**Selection:**
------------------------------------------------------------------------
= Ligma joke =

Internet meme and joke

Ligma joke via text message

The ligma joke first gained popularity online in July 2018. "Ligma" sounds similar to the words "lick my", and became an Internet meme to set up a crude joke. When someone unfamiliar with the term is prompted to ask "What's ligma?", the punchline is to respond with "ligma balls", "ligma nuts", "ligma butt" or something similar.

== Derivation and bofa meme ==
The Verge reported in July 2018 that ligma "is the new bofa", a pun on "both of". In a conversation, the speaker might set up the joke by saying, "I went to this great Italian restaurant last week, and they make great bofa", to prompt the question, "What's bofa?" to which the response is, "Bofa deez nuts!". According to Dictionary.com, "It's seen as a sign of good humor if the person who has been bofad laughs, shrugs it off, or bofas someone themselves."
------------------------------------------------------------------------
**Given material:**
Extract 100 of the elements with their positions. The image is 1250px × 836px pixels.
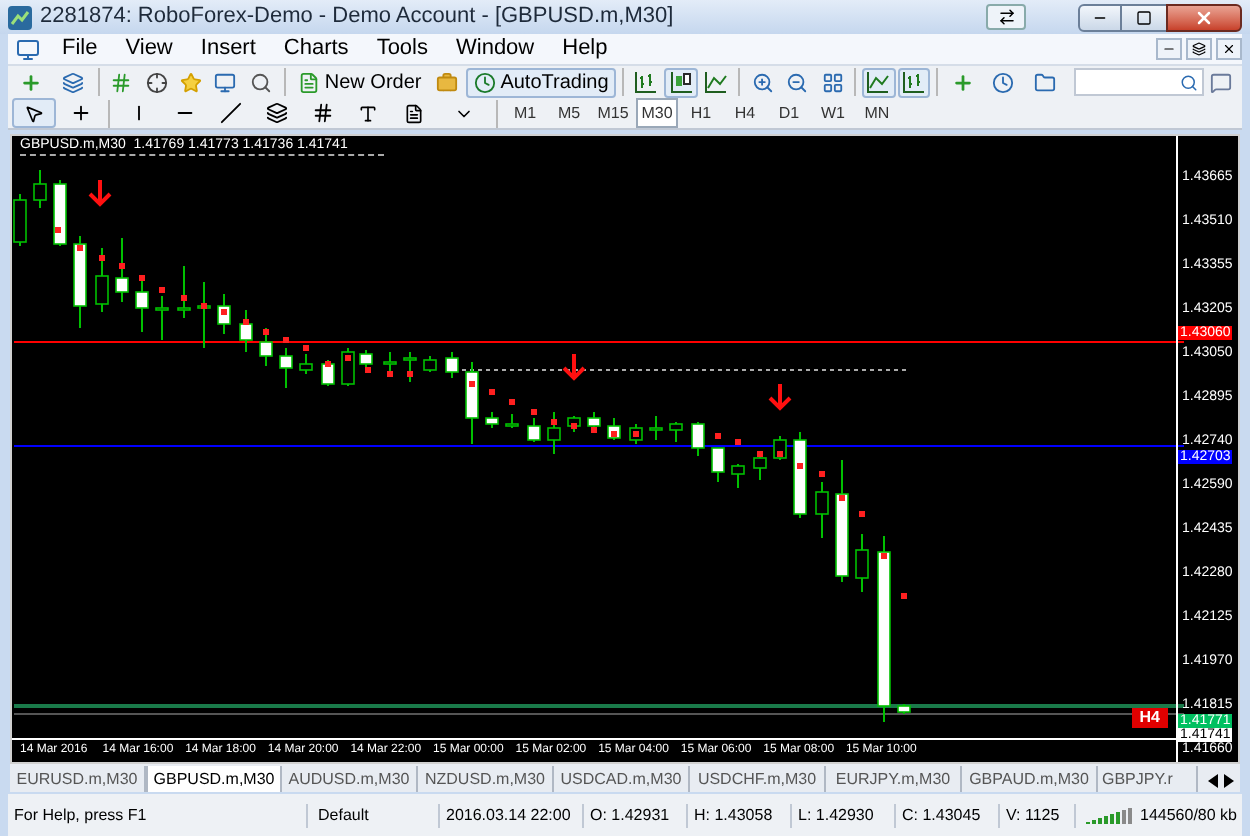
------------------------------------------------------------------------
**Set exercise:** Transcribe everything in the piece on the ligma joke from "The ligma joke" down to "or something similar.". You will not need the data here.

**Finished answer:**
The ligma joke first gained popularity online in July 2018. "Ligma" sounds similar to the words "lick my", and became an Internet meme to set up a crude joke. When someone unfamiliar with the term is prompted to ask "What's ligma?", the punchline is to respond with "ligma balls", "ligma nuts", "ligma butt" or something similar.